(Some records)
— start —

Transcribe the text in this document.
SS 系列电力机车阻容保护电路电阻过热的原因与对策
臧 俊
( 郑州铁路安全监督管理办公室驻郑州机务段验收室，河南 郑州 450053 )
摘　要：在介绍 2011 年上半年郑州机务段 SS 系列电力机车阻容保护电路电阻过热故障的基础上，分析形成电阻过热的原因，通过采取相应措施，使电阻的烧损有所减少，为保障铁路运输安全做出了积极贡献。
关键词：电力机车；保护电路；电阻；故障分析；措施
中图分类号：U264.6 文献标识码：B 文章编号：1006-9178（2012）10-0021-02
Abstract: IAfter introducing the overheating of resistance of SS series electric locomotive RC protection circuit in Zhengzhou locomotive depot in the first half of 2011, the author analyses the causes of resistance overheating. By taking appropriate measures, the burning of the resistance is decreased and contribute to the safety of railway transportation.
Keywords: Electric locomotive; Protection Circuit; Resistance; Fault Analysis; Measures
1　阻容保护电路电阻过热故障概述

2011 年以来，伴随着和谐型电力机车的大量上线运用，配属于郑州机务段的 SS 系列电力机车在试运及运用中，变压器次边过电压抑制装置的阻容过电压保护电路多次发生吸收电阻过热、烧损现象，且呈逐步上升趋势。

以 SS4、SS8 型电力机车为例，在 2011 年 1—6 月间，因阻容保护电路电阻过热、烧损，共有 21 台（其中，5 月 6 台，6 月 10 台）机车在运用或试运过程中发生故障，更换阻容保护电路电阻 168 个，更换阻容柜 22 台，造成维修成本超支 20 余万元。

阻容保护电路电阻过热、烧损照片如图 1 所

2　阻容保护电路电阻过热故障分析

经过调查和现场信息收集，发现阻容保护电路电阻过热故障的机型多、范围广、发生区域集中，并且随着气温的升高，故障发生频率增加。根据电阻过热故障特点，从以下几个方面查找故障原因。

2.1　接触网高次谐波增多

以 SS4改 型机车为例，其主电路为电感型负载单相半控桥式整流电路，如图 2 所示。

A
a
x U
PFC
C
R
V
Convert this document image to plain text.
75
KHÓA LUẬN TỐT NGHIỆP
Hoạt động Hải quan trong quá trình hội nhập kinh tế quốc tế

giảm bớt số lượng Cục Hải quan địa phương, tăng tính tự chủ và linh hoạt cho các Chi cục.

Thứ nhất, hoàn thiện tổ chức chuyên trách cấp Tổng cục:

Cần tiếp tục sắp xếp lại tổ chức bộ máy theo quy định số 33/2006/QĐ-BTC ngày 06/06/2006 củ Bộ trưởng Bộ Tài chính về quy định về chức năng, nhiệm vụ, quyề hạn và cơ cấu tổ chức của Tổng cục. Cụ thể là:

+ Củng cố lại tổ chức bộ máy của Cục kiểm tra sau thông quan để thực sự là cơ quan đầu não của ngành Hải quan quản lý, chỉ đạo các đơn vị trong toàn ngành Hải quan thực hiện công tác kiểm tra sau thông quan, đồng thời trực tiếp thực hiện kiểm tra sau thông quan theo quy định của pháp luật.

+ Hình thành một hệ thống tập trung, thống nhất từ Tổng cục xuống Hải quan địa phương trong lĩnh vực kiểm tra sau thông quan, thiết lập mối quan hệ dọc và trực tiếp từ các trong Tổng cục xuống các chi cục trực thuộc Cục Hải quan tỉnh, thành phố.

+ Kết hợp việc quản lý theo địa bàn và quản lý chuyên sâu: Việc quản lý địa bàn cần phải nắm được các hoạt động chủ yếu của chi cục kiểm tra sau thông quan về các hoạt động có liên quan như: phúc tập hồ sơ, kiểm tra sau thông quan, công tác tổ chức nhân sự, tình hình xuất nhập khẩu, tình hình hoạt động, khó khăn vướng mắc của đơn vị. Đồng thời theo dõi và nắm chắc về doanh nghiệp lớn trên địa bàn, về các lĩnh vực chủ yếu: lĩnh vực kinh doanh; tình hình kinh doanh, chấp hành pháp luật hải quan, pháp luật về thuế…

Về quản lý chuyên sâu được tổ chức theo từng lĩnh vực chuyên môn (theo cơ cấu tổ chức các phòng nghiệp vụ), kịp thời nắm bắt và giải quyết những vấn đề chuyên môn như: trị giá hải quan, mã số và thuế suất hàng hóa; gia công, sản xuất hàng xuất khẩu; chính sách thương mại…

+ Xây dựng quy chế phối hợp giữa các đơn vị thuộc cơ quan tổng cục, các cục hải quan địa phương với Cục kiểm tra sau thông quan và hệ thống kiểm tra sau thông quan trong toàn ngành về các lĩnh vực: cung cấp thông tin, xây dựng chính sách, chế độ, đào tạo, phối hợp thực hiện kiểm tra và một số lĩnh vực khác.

— end —

SET TASK. Copy out every line of the data above, exactly as given.

OUTPUT.
Transcribe the text in this document.
SS 系列电力机车阻容保护电路电阻过热的原因与对策
臧 俊
( 郑州铁路安全监督管理办公室驻郑州机务段验收室，河南 郑州 450053 )
摘　要：在介绍 2011 年上半年郑州机务段 SS 系列电力机车阻容保护电路电阻过热故障的基础上，分析形成电阻过热的原因，通过采取相应措施，使电阻的烧损有所减少，为保障铁路运输安全做出了积极贡献。
关键词：电力机车；保护电路；电阻；故障分析；措施
中图分类号：U264.6 文献标识码：B 文章编号：1006-9178（2012）10-0021-02
Abstract: IAfter introducing the overheating of resistance of SS series electric locomotive RC protection circuit in Zhengzhou locomotive depot in the first half of 2011, the author analyses the causes of resistance overheating. By taking appropriate measures, the burning of the resistance is decreased and contribute to the safety of railway transportation.
Keywords: Electric locomotive; Protection Circuit; Resistance; Fault Analysis; Measures
1　阻容保护电路电阻过热故障概述

2011 年以来，伴随着和谐型电力机车的大量上线运用，配属于郑州机务段的 SS 系列电力机车在试运及运用中，变压器次边过电压抑制装置的阻容过电压保护电路多次发生吸收电阻过热、烧损现象，且呈逐步上升趋势。

以 SS4、SS8 型电力机车为例，在 2011 年 1—6 月间，因阻容保护电路电阻过热、烧损，共有 21 台（其中，5 月 6 台，6 月 10 台）机车在运用或试运过程中发生故障，更换阻容保护电路电阻 168 个，更换阻容柜 22 台，造成维修成本超支 20 余万元。

阻容保护电路电阻过热、烧损照片如图 1 所

2　阻容保护电路电阻过热故障分析

经过调查和现场信息收集，发现阻容保护电路电阻过热故障的机型多、范围广、发生区域集中，并且随着气温的升高，故障发生频率增加。根据电阻过热故障特点，从以下几个方面查找故障原因。

2.1　接触网高次谐波增多

以 SS4改 型机车为例，其主电路为电感型负载单相半控桥式整流电路，如图 2 所示。

A
a
x U
PFC
C
R
V
Convert this document image to plain text.
75
KHÓA LUẬN TỐT NGHIỆP
Hoạt động Hải quan trong quá trình hội nhập kinh tế quốc tế

giảm bớt số lượng Cục Hải quan địa phương, tăng tính tự chủ và linh hoạt cho các Chi cục.

Thứ nhất, hoàn thiện tổ chức chuyên trách cấp Tổng cục:

Cần tiếp tục sắp xếp lại tổ chức bộ máy theo quy định số 33/2006/QĐ-BTC ngày 06/06/2006 củ Bộ trưởng Bộ Tài chính về quy định về chức năng, nhiệm vụ, quyề hạn và cơ cấu tổ chức của Tổng cục. Cụ thể là:

+ Củng cố lại tổ chức bộ máy của Cục kiểm tra sau thông quan để thực sự là cơ quan đầu não của ngành Hải quan quản lý, chỉ đạo các đơn vị trong toàn ngành Hải quan thực hiện công tác kiểm tra sau thông quan, đồng thời trực tiếp thực hiện kiểm tra sau thông quan theo quy định của pháp luật.

+ Hình thành một hệ thống tập trung, thống nhất từ Tổng cục xuống Hải quan địa phương trong lĩnh vực kiểm tra sau thông quan, thiết lập mối quan hệ dọc và trực tiếp từ các trong Tổng cục xuống các chi cục trực thuộc Cục Hải quan tỉnh, thành phố.

+ Kết hợp việc quản lý theo địa bàn và quản lý chuyên sâu: Việc quản lý địa bàn cần phải nắm được các hoạt động chủ yếu của chi cục kiểm tra sau thông quan về các hoạt động có liên quan như: phúc tập hồ sơ, kiểm tra sau thông quan, công tác tổ chức nhân sự, tình hình xuất nhập khẩu, tình hình hoạt động, khó khăn vướng mắc của đơn vị. Đồng thời theo dõi và nắm chắc về doanh nghiệp lớn trên địa bàn, về các lĩnh vực chủ yếu: lĩnh vực kinh doanh; tình hình kinh doanh, chấp hành pháp luật hải quan, pháp luật về thuế…

Về quản lý chuyên sâu được tổ chức theo từng lĩnh vực chuyên môn (theo cơ cấu tổ chức các phòng nghiệp vụ), kịp thời nắm bắt và giải quyết những vấn đề chuyên môn như: trị giá hải quan, mã số và thuế suất hàng hóa; gia công, sản xuất hàng xuất khẩu; chính sách thương mại…

+ Xây dựng quy chế phối hợp giữa các đơn vị thuộc cơ quan tổng cục, các cục hải quan địa phương với Cục kiểm tra sau thông quan và hệ thống kiểm tra sau thông quan trong toàn ngành về các lĩnh vực: cung cấp thông tin, xây dựng chính sách, chế độ, đào tạo, phối hợp thực hiện kiểm tra và một số lĩnh vực khác.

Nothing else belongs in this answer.